(Collected data entries)
--- START ---
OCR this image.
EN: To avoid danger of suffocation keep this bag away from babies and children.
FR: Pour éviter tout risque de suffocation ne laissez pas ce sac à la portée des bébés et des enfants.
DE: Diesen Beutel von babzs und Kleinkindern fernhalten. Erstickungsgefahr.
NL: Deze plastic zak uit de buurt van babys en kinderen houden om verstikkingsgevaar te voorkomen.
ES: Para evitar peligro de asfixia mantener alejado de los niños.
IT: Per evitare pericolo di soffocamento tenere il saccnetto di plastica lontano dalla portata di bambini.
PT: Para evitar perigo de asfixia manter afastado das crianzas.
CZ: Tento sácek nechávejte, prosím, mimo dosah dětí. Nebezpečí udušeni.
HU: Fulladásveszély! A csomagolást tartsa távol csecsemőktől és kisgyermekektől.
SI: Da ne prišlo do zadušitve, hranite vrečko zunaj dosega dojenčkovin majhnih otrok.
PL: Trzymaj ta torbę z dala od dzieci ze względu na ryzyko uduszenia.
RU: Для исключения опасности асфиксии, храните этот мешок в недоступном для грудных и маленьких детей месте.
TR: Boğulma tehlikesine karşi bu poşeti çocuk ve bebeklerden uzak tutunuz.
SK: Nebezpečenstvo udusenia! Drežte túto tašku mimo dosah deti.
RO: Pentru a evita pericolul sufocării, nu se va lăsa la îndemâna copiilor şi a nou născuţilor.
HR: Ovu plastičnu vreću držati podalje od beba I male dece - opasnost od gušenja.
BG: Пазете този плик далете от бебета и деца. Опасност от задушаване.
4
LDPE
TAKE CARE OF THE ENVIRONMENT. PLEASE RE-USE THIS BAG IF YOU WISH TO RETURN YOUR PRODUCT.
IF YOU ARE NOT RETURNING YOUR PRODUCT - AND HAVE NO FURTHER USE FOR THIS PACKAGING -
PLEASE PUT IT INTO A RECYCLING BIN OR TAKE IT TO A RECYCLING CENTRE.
--- END ---
**Work to do**
Copy out the whole listing exactly.

**Complete answer**
OCR this image.
EN: To avoid danger of suffocation keep this bag away from babies and children.
FR: Pour éviter tout risque de suffocation ne laissez pas ce sac à la portée des bébés et des enfants.
DE: Diesen Beutel von babzs und Kleinkindern fernhalten. Erstickungsgefahr.
NL: Deze plastic zak uit de buurt van babys en kinderen houden om verstikkingsgevaar te voorkomen.
ES: Para evitar peligro de asfixia mantener alejado de los niños.
IT: Per evitare pericolo di soffocamento tenere il saccnetto di plastica lontano dalla portata di bambini.
PT: Para evitar perigo de asfixia manter afastado das crianzas.
CZ: Tento sácek nechávejte, prosím, mimo dosah dětí. Nebezpečí udušeni.
HU: Fulladásveszély! A csomagolást tartsa távol csecsemőktől és kisgyermekektől.
SI: Da ne prišlo do zadušitve, hranite vrečko zunaj dosega dojenčkovin majhnih otrok.
PL: Trzymaj ta torbę z dala od dzieci ze względu na ryzyko uduszenia.
RU: Для исключения опасности асфиксии, храните этот мешок в недоступном для грудных и маленьких детей месте.
TR: Boğulma tehlikesine karşi bu poşeti çocuk ve bebeklerden uzak tutunuz.
SK: Nebezpečenstvo udusenia! Drežte túto tašku mimo dosah deti.
RO: Pentru a evita pericolul sufocării, nu se va lăsa la îndemâna copiilor şi a nou născuţilor.
HR: Ovu plastičnu vreću držati podalje od beba I male dece - opasnost od gušenja.
BG: Пазете този плик далете от бебета и деца. Опасност от задушаване.
4
LDPE
TAKE CARE OF THE ENVIRONMENT. PLEASE RE-USE THIS BAG IF YOU WISH TO RETURN YOUR PRODUCT.
IF YOU ARE NOT RETURNING YOUR PRODUCT - AND HAVE NO FURTHER USE FOR THIS PACKAGING -
PLEASE PUT IT INTO A RECYCLING BIN OR TAKE IT TO A RECYCLING CENTRE.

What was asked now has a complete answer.